◆ **Description of the task**: Give the data again, word for word.

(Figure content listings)
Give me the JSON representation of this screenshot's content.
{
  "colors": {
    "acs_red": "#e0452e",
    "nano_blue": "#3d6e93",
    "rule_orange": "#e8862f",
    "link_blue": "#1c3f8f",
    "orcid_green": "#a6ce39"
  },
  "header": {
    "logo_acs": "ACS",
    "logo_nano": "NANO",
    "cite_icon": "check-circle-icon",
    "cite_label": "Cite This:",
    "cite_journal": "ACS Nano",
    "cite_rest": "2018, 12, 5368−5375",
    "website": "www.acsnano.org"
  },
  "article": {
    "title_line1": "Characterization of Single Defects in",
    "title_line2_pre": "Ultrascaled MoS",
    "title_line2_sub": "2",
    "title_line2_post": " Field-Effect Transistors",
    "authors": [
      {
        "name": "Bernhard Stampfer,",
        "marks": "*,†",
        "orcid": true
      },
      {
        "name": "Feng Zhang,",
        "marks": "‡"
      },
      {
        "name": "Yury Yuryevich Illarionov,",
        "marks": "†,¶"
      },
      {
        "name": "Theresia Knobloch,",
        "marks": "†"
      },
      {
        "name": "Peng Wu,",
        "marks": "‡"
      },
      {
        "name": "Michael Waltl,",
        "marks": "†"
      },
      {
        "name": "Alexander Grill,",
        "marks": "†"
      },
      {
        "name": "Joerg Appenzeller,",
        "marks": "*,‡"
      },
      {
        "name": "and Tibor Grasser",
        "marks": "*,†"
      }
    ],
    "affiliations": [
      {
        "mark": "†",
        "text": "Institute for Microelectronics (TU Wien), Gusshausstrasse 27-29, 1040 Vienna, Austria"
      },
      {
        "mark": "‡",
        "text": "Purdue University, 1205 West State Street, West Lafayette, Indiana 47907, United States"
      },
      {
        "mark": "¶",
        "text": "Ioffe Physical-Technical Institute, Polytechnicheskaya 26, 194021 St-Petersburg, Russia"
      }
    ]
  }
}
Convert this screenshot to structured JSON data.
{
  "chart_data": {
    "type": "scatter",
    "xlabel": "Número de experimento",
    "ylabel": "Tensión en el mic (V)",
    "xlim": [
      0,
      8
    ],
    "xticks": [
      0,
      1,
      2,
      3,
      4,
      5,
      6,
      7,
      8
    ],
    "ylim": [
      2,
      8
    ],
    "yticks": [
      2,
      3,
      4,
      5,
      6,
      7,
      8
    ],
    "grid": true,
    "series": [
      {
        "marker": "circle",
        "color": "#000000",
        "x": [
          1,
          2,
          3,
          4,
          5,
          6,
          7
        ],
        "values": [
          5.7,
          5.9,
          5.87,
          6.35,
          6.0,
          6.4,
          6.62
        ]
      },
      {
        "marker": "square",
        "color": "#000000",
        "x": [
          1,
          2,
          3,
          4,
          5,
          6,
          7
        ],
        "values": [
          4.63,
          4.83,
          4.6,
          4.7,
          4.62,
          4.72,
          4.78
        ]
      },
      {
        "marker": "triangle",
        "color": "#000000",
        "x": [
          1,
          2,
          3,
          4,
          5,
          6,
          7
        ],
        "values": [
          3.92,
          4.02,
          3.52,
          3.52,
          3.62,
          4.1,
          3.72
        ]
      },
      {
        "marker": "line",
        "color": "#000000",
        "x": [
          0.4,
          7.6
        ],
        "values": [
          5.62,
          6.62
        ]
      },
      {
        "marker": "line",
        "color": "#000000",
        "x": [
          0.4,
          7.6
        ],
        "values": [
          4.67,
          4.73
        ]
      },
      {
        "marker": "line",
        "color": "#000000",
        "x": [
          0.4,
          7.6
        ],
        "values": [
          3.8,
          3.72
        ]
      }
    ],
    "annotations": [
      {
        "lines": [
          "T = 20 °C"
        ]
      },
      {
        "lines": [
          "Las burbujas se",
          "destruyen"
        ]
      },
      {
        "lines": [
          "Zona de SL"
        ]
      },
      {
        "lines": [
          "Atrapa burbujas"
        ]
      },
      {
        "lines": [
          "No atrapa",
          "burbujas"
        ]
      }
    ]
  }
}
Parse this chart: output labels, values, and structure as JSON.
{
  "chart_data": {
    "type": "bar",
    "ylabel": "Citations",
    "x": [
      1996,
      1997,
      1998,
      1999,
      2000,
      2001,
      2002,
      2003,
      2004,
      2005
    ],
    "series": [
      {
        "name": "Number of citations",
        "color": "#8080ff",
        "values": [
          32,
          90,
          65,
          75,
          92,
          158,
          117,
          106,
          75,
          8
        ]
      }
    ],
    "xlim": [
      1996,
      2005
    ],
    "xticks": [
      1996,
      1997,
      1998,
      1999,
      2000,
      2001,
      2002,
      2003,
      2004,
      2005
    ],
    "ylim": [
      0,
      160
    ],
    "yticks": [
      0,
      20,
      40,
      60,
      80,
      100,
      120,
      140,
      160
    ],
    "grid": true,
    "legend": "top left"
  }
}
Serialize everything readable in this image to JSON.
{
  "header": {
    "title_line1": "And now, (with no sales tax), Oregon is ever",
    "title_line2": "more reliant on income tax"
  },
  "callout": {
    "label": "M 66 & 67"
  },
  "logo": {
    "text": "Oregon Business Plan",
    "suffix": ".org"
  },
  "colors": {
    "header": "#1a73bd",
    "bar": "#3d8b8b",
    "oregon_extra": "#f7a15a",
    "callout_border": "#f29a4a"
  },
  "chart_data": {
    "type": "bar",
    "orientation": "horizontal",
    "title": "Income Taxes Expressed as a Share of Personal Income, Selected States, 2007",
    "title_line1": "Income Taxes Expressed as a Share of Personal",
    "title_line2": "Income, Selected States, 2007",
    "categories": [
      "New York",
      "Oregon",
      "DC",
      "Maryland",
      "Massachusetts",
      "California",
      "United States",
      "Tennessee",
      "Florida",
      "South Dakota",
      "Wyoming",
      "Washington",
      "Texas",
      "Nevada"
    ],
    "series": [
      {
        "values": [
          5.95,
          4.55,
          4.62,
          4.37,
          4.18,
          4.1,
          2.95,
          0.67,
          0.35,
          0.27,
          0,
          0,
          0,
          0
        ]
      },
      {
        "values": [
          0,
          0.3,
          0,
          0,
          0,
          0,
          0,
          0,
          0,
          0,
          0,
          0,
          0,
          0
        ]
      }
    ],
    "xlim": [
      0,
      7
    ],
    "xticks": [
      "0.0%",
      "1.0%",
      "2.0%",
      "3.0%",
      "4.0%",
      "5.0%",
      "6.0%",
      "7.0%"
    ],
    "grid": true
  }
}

◆ **Task answer**:
Give me the JSON representation of this screenshot's content.
{
  "colors": {
    "acs_red": "#e0452e",
    "nano_blue": "#3d6e93",
    "rule_orange": "#e8862f",
    "link_blue": "#1c3f8f",
    "orcid_green": "#a6ce39"
  },
  "header": {
    "logo_acs": "ACS",
    "logo_nano": "NANO",
    "cite_icon": "check-circle-icon",
    "cite_label": "Cite This:",
    "cite_journal": "ACS Nano",
    "cite_rest": "2018, 12, 5368−5375",
    "website": "www.acsnano.org"
  },
  "article": {
    "title_line1": "Characterization of Single Defects in",
    "title_line2_pre": "Ultrascaled MoS",
    "title_line2_sub": "2",
    "title_line2_post": " Field-Effect Transistors",
    "authors": [
      {
        "name": "Bernhard Stampfer,",
        "marks": "*,†",
        "orcid": true
      },
      {
        "name": "Feng Zhang,",
        "marks": "‡"
      },
      {
        "name": "Yury Yuryevich Illarionov,",
        "marks": "†,¶"
      },
      {
        "name": "Theresia Knobloch,",
        "marks": "†"
      },
      {
        "name": "Peng Wu,",
        "marks": "‡"
      },
      {
        "name": "Michael Waltl,",
        "marks": "†"
      },
      {
        "name": "Alexander Grill,",
        "marks": "†"
      },
      {
        "name": "Joerg Appenzeller,",
        "marks": "*,‡"
      },
      {
        "name": "and Tibor Grasser",
        "marks": "*,†"
      }
    ],
    "affiliations": [
      {
        "mark": "†",
        "text": "Institute for Microelectronics (TU Wien), Gusshausstrasse 27-29, 1040 Vienna, Austria"
      },
      {
        "mark": "‡",
        "text": "Purdue University, 1205 West State Street, West Lafayette, Indiana 47907, United States"
      },
      {
        "mark": "¶",
        "text": "Ioffe Physical-Technical Institute, Polytechnicheskaya 26, 194021 St-Petersburg, Russia"
      }
    ]
  }
}
Convert this screenshot to structured JSON data.
{
  "chart_data": {
    "type": "scatter",
    "xlabel": "Número de experimento",
    "ylabel": "Tensión en el mic (V)",
    "xlim": [
      0,
      8
    ],
    "xticks": [
      0,
      1,
      2,
      3,
      4,
      5,
      6,
      7,
      8
    ],
    "ylim": [
      2,
      8
    ],
    "yticks": [
      2,
      3,
      4,
      5,
      6,
      7,
      8
    ],
    "grid": true,
    "series": [
      {
        "marker": "circle",
        "color": "#000000",
        "x": [
          1,
          2,
          3,
          4,
          5,
          6,
          7
        ],
        "values": [
          5.7,
          5.9,
          5.87,
          6.35,
          6.0,
          6.4,
          6.62
        ]
      },
      {
        "marker": "square",
        "color": "#000000",
        "x": [
          1,
          2,
          3,
          4,
          5,
          6,
          7
        ],
        "values": [
          4.63,
          4.83,
          4.6,
          4.7,
          4.62,
          4.72,
          4.78
        ]
      },
      {
        "marker": "triangle",
        "color": "#000000",
        "x": [
          1,
          2,
          3,
          4,
          5,
          6,
          7
        ],
        "values": [
          3.92,
          4.02,
          3.52,
          3.52,
          3.62,
          4.1,
          3.72
        ]
      },
      {
        "marker": "line",
        "color": "#000000",
        "x": [
          0.4,
          7.6
        ],
        "values": [
          5.62,
          6.62
        ]
      },
      {
        "marker": "line",
        "color": "#000000",
        "x": [
          0.4,
          7.6
        ],
        "values": [
          4.67,
          4.73
        ]
      },
      {
        "marker": "line",
        "color": "#000000",
        "x": [
          0.4,
          7.6
        ],
        "values": [
          3.8,
          3.72
        ]
      }
    ],
    "annotations": [
      {
        "lines": [
          "T = 20 °C"
        ]
      },
      {
        "lines": [
          "Las burbujas se",
          "destruyen"
        ]
      },
      {
        "lines": [
          "Zona de SL"
        ]
      },
      {
        "lines": [
          "Atrapa burbujas"
        ]
      },
      {
        "lines": [
          "No atrapa",
          "burbujas"
        ]
      }
    ]
  }
}
Parse this chart: output labels, values, and structure as JSON.
{
  "chart_data": {
    "type": "bar",
    "ylabel": "Citations",
    "x": [
      1996,
      1997,
      1998,
      1999,
      2000,
      2001,
      2002,
      2003,
      2004,
      2005
    ],
    "series": [
      {
        "name": "Number of citations",
        "color": "#8080ff",
        "values": [
          32,
          90,
          65,
          75,
          92,
          158,
          117,
          106,
          75,
          8
        ]
      }
    ],
    "xlim": [
      1996,
      2005
    ],
    "xticks": [
      1996,
      1997,
      1998,
      1999,
      2000,
      2001,
      2002,
      2003,
      2004,
      2005
    ],
    "ylim": [
      0,
      160
    ],
    "yticks": [
      0,
      20,
      40,
      60,
      80,
      100,
      120,
      140,
      160
    ],
    "grid": true,
    "legend": "top left"
  }
}
Serialize everything readable in this image to JSON.
{
  "header": {
    "title_line1": "And now, (with no sales tax), Oregon is ever",
    "title_line2": "more reliant on income tax"
  },
  "callout": {
    "label": "M 66 & 67"
  },
  "logo": {
    "text": "Oregon Business Plan",
    "suffix": ".org"
  },
  "colors": {
    "header": "#1a73bd",
    "bar": "#3d8b8b",
    "oregon_extra": "#f7a15a",
    "callout_border": "#f29a4a"
  },
  "chart_data": {
    "type": "bar",
    "orientation": "horizontal",
    "title": "Income Taxes Expressed as a Share of Personal Income, Selected States, 2007",
    "title_line1": "Income Taxes Expressed as a Share of Personal",
    "title_line2": "Income, Selected States, 2007",
    "categories": [
      "New York",
      "Oregon",
      "DC",
      "Maryland",
      "Massachusetts",
      "California",
      "United States",
      "Tennessee",
      "Florida",
      "South Dakota",
      "Wyoming",
      "Washington",
      "Texas",
      "Nevada"
    ],
    "series": [
      {
        "values": [
          5.95,
          4.55,
          4.62,
          4.37,
          4.18,
          4.1,
          2.95,
          0.67,
          0.35,
          0.27,
          0,
          0,
          0,
          0
        ]
      },
      {
        "values": [
          0,
          0.3,
          0,
          0,
          0,
          0,
          0,
          0,
          0,
          0,
          0,
          0,
          0,
          0
        ]
      }
    ],
    "xlim": [
      0,
      7
    ],
    "xticks": [
      "0.0%",
      "1.0%",
      "2.0%",
      "3.0%",
      "4.0%",
      "5.0%",
      "6.0%",
      "7.0%"
    ],
    "grid": true
  }
}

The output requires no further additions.